◆ WHAT TO PRODUCE
Extract each line from the entries below that has the string "掌握其大意" in it.

◆ Extracted data entries

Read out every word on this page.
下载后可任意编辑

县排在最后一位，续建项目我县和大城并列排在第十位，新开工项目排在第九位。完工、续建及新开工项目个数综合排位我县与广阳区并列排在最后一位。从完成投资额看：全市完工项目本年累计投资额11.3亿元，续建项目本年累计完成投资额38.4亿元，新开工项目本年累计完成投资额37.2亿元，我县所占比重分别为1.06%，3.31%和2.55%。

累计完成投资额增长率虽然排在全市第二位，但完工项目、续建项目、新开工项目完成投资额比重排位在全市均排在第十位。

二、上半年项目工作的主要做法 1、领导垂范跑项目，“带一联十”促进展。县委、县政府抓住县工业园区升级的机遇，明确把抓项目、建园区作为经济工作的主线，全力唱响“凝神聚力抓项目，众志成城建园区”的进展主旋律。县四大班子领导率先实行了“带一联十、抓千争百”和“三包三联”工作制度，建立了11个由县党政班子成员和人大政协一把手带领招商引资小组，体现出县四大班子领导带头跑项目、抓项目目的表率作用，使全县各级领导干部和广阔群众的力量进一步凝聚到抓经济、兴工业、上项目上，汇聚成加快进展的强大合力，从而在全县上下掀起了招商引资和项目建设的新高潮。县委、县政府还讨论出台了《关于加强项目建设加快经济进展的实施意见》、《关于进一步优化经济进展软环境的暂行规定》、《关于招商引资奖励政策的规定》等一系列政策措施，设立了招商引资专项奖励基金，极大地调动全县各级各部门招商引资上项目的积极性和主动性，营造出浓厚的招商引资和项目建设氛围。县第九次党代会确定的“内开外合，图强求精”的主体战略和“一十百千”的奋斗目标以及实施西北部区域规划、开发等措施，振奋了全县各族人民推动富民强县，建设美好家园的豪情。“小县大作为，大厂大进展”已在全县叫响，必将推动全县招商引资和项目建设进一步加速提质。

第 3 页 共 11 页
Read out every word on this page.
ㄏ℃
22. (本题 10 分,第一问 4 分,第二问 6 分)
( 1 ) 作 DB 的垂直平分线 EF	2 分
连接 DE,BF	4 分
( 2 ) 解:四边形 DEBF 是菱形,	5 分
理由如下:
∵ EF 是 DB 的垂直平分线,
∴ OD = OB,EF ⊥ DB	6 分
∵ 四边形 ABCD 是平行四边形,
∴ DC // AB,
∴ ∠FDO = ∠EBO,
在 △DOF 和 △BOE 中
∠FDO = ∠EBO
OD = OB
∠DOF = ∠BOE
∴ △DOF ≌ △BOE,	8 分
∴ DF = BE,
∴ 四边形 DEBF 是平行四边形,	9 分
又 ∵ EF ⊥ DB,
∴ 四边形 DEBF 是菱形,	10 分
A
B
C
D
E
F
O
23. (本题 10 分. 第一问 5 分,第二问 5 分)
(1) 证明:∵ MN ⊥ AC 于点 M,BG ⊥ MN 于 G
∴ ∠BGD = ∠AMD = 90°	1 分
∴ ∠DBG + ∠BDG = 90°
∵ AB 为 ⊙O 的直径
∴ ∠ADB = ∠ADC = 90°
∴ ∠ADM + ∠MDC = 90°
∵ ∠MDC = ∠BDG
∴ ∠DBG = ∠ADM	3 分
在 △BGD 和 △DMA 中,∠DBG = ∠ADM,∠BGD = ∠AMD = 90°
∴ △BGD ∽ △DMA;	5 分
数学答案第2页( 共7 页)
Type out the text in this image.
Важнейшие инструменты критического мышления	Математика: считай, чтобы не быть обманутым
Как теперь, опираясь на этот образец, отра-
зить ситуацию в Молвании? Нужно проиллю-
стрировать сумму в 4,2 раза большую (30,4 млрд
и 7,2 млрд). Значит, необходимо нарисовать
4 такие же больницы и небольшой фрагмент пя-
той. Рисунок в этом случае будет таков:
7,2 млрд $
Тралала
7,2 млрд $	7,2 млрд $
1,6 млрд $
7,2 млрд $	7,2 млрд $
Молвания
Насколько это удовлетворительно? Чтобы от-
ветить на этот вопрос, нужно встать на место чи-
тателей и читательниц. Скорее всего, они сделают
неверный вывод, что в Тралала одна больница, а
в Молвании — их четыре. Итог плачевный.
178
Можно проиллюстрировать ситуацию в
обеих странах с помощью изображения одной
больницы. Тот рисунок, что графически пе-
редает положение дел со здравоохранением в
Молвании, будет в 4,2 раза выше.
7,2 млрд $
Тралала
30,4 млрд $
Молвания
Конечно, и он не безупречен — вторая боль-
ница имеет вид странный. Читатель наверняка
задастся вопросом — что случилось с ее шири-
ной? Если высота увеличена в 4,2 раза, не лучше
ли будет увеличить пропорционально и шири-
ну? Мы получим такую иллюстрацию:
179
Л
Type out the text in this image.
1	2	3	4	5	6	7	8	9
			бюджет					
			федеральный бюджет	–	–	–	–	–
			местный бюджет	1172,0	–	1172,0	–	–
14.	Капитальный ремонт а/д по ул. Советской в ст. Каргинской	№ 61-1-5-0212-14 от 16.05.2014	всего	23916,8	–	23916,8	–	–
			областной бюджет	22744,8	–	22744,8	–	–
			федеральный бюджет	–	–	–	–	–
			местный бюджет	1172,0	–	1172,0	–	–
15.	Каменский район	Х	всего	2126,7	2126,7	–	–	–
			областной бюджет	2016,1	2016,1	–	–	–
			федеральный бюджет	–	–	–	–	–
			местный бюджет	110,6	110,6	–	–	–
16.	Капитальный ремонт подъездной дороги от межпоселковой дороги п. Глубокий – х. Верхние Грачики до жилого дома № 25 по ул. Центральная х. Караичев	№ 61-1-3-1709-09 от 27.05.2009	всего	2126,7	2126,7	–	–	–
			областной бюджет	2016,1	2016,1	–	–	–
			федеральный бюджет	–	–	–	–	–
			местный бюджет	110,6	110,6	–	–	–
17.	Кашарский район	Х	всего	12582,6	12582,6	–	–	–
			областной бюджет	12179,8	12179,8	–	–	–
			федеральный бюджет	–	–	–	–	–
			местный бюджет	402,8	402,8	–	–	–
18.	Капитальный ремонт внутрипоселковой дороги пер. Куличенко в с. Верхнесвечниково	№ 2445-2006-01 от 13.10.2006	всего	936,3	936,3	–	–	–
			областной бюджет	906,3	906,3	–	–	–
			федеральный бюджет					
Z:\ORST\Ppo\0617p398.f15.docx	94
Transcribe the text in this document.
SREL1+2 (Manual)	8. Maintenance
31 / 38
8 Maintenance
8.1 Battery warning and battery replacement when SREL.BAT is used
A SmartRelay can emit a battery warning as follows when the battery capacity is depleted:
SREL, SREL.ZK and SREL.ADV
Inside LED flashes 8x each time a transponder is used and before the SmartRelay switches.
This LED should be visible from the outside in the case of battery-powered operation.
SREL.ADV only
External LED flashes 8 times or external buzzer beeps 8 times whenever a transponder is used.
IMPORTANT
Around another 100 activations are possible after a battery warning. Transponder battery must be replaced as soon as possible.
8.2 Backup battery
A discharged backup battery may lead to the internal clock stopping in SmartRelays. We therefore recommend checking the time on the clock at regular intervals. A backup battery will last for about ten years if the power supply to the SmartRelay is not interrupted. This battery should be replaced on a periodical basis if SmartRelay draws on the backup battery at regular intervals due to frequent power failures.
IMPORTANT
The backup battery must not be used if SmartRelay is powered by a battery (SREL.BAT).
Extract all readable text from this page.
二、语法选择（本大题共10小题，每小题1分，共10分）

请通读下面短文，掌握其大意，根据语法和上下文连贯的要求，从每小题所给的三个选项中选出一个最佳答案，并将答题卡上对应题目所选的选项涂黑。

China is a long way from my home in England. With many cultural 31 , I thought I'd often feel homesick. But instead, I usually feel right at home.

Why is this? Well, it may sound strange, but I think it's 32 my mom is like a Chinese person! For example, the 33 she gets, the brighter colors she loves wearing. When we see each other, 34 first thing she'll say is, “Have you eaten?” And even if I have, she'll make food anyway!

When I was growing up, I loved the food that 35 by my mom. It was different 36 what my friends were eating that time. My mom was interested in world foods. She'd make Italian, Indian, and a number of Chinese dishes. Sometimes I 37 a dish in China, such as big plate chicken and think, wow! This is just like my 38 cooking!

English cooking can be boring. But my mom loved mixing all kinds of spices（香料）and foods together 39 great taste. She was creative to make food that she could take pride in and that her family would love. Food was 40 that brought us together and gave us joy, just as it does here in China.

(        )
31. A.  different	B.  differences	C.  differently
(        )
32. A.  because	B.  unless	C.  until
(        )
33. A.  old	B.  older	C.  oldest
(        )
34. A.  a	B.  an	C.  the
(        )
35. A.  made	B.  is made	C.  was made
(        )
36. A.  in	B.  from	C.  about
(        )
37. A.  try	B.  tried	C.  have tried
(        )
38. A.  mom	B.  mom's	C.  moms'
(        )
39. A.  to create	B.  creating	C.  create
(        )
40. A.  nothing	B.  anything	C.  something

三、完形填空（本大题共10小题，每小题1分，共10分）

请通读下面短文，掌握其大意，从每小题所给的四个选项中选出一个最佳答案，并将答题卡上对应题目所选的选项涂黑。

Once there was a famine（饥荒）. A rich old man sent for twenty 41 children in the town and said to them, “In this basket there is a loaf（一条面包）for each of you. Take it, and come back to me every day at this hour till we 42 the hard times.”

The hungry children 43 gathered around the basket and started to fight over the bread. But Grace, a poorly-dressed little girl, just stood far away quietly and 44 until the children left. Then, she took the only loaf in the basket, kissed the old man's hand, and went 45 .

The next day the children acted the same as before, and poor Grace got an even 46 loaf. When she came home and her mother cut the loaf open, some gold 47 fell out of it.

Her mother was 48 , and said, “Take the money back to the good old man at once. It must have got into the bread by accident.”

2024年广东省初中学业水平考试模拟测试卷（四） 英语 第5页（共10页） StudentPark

◆ THE ANSWER
请通读下面短文，掌握其大意，根据语法和上下文连贯的要求，从每小题所给的三个选项中选出一个最佳答案，并将答题卡上对应题目所选的选项涂黑。
请通读下面短文，掌握其大意，从每小题所给的四个选项中选出一个最佳答案，并将答题卡上对应题目所选的选项涂黑。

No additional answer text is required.